*What you should do*: Keep only the lines that hold the string "Waiver", filtering out the rest of the entries below.

##### Records to use

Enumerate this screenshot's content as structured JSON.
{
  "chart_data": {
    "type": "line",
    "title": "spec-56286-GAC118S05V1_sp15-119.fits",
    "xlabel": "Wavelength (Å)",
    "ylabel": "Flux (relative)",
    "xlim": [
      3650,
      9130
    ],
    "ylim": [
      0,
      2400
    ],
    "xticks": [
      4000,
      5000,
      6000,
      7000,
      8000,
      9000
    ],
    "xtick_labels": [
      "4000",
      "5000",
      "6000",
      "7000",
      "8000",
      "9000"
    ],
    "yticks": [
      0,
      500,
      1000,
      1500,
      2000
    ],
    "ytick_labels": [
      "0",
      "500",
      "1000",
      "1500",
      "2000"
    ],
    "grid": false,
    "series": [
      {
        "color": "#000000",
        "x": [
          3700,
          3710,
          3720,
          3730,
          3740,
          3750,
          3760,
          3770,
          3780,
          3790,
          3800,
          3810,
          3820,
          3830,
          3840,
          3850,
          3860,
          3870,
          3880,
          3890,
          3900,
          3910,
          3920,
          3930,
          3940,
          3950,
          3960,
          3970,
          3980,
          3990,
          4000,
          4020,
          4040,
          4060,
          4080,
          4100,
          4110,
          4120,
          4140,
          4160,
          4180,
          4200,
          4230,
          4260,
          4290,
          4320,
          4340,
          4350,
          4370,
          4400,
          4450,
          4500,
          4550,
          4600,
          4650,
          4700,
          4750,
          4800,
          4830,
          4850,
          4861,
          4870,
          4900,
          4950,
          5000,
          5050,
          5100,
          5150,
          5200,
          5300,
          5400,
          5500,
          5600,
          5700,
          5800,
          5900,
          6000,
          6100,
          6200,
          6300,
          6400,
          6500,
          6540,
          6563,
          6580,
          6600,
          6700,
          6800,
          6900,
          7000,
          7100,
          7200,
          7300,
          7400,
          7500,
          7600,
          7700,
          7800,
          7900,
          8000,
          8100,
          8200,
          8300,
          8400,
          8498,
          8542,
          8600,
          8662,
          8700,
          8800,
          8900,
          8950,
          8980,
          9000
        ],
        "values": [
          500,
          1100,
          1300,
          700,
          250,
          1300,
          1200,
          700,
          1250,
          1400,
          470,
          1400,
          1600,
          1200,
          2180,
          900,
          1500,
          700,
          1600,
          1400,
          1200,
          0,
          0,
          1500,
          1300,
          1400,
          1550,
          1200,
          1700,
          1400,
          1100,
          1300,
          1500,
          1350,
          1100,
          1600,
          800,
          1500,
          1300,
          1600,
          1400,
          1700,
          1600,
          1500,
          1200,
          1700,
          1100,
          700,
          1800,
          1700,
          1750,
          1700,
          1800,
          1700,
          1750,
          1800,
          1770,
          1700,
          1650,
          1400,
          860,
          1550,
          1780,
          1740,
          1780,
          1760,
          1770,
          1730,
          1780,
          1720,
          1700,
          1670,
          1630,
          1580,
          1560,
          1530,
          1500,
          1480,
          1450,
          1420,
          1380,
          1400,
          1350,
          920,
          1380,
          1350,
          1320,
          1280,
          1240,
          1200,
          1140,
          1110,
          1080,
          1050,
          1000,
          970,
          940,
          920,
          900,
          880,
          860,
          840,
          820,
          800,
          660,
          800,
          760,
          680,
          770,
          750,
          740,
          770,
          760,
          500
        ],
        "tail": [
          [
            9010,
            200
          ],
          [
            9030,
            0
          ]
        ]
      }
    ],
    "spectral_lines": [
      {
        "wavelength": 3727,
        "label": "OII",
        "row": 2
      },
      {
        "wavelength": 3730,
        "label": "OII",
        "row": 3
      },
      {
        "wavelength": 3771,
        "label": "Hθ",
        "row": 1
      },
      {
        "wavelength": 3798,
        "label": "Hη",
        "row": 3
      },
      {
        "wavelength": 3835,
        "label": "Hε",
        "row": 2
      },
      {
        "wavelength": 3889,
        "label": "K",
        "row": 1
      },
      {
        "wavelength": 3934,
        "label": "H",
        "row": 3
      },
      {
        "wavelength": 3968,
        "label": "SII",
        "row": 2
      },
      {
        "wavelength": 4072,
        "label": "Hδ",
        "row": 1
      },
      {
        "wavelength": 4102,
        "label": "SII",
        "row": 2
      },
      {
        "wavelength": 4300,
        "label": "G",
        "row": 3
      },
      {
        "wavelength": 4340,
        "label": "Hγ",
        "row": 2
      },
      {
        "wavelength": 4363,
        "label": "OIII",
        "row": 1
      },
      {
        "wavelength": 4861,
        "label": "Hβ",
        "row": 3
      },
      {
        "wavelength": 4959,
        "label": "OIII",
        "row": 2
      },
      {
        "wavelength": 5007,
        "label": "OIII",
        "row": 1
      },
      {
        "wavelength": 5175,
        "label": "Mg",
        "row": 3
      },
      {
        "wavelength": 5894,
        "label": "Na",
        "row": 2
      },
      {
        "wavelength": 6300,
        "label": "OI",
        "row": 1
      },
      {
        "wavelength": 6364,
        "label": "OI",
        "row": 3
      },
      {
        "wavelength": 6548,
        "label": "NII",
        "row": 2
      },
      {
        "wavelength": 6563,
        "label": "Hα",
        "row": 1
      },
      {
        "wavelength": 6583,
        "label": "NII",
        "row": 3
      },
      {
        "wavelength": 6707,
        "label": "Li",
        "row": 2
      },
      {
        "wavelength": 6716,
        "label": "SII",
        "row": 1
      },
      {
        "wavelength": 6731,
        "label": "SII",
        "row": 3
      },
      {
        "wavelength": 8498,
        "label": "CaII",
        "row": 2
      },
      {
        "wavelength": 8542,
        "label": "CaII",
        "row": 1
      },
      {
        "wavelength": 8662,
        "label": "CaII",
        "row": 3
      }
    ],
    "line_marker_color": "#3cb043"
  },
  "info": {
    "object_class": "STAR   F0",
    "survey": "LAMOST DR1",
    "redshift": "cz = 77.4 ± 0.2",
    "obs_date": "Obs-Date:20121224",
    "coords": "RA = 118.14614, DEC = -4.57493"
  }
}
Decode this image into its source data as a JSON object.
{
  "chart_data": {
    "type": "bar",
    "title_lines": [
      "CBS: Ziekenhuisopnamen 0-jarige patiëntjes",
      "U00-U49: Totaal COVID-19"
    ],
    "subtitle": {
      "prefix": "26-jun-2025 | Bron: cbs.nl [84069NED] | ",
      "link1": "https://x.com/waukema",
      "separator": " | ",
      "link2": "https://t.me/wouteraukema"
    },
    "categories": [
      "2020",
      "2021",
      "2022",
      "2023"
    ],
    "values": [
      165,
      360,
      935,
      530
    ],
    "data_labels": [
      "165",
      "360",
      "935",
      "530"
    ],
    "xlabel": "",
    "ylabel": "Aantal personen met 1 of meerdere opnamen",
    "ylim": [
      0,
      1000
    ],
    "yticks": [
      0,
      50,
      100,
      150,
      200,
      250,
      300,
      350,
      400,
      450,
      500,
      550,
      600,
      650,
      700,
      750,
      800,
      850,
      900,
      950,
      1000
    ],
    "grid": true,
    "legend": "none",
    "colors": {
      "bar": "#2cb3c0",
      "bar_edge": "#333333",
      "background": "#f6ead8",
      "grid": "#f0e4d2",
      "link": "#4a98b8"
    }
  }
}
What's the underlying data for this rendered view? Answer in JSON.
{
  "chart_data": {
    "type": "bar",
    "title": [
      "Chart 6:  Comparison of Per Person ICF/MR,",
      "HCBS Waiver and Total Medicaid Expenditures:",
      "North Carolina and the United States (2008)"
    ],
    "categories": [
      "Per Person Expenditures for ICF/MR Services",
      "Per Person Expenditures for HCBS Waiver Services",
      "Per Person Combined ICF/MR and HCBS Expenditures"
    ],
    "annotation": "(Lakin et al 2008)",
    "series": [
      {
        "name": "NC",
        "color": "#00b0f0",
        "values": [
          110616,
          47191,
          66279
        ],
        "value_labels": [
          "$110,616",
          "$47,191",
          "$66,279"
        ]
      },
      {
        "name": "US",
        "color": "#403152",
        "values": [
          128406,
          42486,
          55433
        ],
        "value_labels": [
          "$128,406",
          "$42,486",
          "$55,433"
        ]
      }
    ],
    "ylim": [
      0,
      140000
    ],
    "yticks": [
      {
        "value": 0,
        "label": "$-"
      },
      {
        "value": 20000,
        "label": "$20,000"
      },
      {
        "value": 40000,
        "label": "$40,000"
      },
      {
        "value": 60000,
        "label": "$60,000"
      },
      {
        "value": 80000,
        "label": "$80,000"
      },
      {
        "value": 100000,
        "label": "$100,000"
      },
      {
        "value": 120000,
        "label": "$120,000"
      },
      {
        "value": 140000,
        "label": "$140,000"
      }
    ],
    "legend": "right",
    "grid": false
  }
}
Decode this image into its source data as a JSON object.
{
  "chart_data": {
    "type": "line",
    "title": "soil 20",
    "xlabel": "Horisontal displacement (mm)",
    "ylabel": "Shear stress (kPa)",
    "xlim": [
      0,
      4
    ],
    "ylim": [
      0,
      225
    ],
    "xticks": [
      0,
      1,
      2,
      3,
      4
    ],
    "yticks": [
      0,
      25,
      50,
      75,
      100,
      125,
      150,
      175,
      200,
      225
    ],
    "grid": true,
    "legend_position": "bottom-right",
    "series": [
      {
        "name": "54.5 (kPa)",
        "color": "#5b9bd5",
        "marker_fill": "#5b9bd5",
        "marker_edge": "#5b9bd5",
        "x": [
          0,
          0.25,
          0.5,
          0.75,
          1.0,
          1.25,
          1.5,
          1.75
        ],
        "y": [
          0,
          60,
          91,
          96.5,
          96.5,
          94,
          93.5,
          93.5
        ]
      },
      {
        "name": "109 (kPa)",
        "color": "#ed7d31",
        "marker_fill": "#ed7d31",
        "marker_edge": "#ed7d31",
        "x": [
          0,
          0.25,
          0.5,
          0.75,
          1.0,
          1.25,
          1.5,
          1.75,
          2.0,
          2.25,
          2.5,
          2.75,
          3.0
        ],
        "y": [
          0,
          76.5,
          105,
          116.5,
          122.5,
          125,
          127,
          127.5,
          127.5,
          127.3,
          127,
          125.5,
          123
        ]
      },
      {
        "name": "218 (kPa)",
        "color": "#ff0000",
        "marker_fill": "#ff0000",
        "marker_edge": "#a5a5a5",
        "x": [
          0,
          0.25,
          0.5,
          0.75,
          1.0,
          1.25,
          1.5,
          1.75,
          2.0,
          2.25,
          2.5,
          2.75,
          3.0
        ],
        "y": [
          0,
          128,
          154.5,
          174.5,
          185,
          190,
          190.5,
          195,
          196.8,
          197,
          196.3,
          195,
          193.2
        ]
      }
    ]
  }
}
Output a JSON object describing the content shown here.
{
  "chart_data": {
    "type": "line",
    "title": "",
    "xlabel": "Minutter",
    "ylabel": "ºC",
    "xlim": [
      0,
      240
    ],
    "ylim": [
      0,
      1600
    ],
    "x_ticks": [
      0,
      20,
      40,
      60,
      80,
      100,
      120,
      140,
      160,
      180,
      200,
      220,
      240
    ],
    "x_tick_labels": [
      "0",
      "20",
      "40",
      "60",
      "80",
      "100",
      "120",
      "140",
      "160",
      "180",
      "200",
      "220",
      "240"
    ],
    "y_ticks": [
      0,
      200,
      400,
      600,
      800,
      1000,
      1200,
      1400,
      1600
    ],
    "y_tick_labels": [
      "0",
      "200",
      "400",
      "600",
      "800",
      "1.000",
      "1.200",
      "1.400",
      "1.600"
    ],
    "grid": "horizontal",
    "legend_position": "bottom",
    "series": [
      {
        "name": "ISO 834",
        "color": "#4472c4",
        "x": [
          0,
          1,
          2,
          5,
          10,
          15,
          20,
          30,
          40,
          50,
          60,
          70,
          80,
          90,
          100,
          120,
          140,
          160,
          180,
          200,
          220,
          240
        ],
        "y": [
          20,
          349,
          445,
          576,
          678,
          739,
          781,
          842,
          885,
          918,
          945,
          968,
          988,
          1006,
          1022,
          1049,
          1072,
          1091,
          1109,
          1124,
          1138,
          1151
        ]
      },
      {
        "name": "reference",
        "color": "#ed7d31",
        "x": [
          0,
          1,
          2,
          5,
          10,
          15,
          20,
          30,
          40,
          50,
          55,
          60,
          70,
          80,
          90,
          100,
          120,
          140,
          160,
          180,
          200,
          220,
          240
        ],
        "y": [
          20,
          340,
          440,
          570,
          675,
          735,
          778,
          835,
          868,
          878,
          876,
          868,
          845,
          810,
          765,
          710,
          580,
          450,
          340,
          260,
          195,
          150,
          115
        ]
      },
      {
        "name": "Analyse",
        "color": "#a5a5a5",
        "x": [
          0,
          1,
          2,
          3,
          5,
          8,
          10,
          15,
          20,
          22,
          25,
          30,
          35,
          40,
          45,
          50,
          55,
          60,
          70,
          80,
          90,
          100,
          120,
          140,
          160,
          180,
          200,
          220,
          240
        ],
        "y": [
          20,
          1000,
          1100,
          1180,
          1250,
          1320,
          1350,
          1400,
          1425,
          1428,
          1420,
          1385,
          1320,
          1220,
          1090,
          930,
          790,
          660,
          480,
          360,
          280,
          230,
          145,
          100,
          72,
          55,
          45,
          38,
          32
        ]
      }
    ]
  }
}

##########

*Reply to the exercise*:
      "HCBS Waiver and Total Medicaid Expenditures:",
      "Per Person Expenditures for HCBS Waiver Services",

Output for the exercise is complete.